**ENUNCIADO**
¿Puedes extraer literalmente del texto sobre los políticos y sus promesas electorales el fragmento que empieza con "Pero, una vez" y sigue hasta "el statu quo."?

━━━━━ BLOQUE DE TEXTO

Existe un efecto entre óptico y psicológico que hace que las cosas se perciban diferentes cuando se observan desde una posición de poder. Algo así es lo que les debe suceder a todos aquellos políticos que lo han alcanzado. Porque, a las pocas semanas de ostentar la jefatura del Gobierno, ninguno recuerda ya sus promesas electorales.
Para aspirar a gobernar se gastan ingentes cantidades de dinero en sus campañas electorales. En ellas abundan compromisos grandilocuentes, promesas sin complejos de todo tipo, juramentos solemnes de grandes y beneficiosas transformaciones. Como que la corrupción desaparecerá, que el desempleo será testimonial o que la pobreza y las desigualdades serán historia.
Pero, una vez conseguido el objetivo, los políticos, con demasiada rapidez, pierden ese entusiasmo transformador. Comienzan entonces las maniobras para que esas promesas electorales sean olvidadas, y las buenas intenciones iniciales dan ahora paso a un indignante agrado con el statu quo.
De ahí que la opinión que el pueblo tiene del político atienda más a toda clase de intereses menos al interés general. Y es que hay una carencia de controles que degrada la calidad institucional, por lo que los intereses creados siguen deteriorando la democracia.
Si los controles no funcionan, es cuestión de tiempo que el ciudadano pierda capacidad de representación. Lo que hará que la democracia degenere en una “partidocracia”. Donde los partidos, lejos de ser esas organizaciones en que la ciudadanía está representada, ya no representan los intereses de los electores, sino los suyos propios.
En el fondo, y más allá de la efectista política de gestos, solo existe una parálisis insidiosa. Nada cambia, y si lo hace es para peor. Los problemas se agravan y, es más, se generan otros nuevos.
Entonces, ¿en qué consiste realmente la voluntad de poder? Según Nietzsche, en la autorrealización del sujeto mediante la afirmación de los propios deseos. Es decir, no solo se trata de afirmar su vida, sino de hacerla plena.

━━━━━━━━━━
━━━━━ REGISTROS

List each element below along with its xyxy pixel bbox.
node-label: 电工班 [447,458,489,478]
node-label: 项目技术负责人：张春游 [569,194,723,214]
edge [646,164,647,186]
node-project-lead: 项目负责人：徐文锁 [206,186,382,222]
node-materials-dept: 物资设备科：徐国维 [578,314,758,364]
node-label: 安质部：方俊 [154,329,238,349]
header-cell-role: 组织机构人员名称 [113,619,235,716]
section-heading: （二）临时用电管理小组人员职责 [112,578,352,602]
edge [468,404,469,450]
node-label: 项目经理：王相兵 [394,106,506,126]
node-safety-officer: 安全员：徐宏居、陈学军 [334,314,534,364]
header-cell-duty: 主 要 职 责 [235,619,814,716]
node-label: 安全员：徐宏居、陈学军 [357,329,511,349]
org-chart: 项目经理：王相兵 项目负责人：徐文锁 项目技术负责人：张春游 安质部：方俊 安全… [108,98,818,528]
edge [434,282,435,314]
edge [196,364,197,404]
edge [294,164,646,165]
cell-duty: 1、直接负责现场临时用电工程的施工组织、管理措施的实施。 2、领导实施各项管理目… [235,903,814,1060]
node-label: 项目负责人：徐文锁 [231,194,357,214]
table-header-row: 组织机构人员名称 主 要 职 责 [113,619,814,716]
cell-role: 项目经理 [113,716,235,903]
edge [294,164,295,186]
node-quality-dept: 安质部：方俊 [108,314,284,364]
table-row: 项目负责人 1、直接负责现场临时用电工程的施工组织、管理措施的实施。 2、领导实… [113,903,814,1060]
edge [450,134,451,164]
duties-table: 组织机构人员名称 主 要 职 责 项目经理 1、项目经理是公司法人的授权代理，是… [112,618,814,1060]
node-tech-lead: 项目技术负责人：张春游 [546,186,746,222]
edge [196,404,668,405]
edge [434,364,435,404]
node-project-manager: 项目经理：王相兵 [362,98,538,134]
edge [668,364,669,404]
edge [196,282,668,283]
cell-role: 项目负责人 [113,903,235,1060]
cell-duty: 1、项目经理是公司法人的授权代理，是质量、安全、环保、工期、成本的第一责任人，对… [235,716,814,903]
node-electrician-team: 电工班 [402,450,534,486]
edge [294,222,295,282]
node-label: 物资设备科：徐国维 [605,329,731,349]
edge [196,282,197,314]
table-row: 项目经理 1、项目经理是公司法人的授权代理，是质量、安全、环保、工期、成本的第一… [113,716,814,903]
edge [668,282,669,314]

━━━━━━━━━━
━━━━━ REGISTROS

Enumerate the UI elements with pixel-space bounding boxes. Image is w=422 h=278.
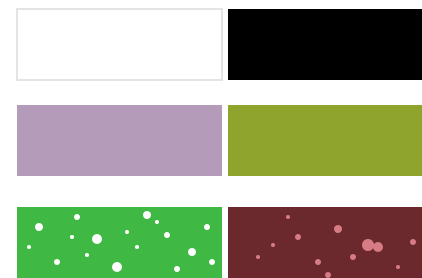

━━━━━━━━━━
━━━━━ REGISTROS

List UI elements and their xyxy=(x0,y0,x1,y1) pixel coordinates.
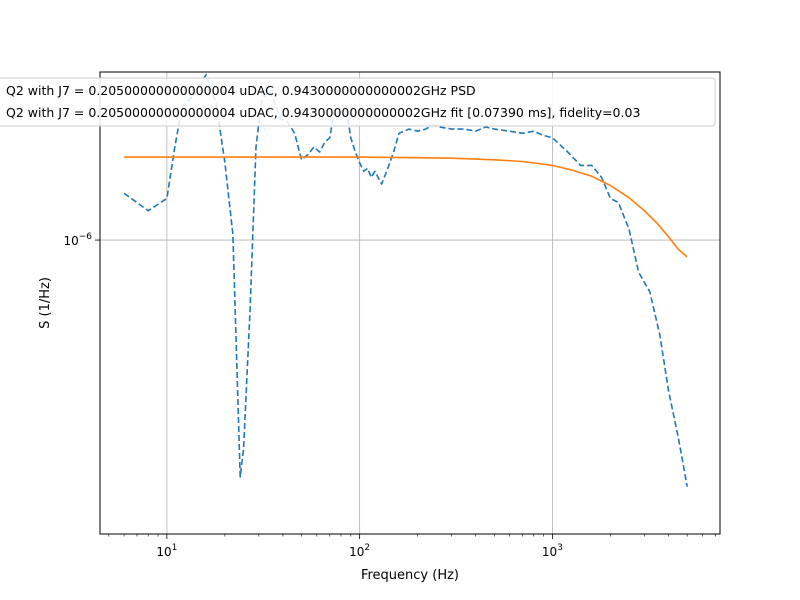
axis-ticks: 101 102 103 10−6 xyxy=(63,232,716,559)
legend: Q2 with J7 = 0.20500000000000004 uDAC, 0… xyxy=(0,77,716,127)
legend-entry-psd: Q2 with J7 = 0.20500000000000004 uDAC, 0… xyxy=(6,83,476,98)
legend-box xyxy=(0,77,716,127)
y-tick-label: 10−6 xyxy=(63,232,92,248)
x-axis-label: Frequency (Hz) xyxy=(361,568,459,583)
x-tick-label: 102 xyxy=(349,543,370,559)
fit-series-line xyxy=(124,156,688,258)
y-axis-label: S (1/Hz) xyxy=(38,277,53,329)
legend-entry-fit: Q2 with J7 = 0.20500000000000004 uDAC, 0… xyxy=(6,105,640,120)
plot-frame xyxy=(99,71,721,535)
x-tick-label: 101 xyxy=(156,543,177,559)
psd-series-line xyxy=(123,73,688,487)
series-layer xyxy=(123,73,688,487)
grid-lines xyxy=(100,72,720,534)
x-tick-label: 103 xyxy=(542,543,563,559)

━━━━━━━━━━

**RESPUESTA**
Pero, una vez conseguido el objetivo, los políticos, con demasiada rapidez, pierden ese entusiasmo transformador. Comienzan entonces las maniobras para que esas promesas electorales sean olvidadas, y las buenas intenciones iniciales dan ahora paso a un indignante agrado con el statu quo.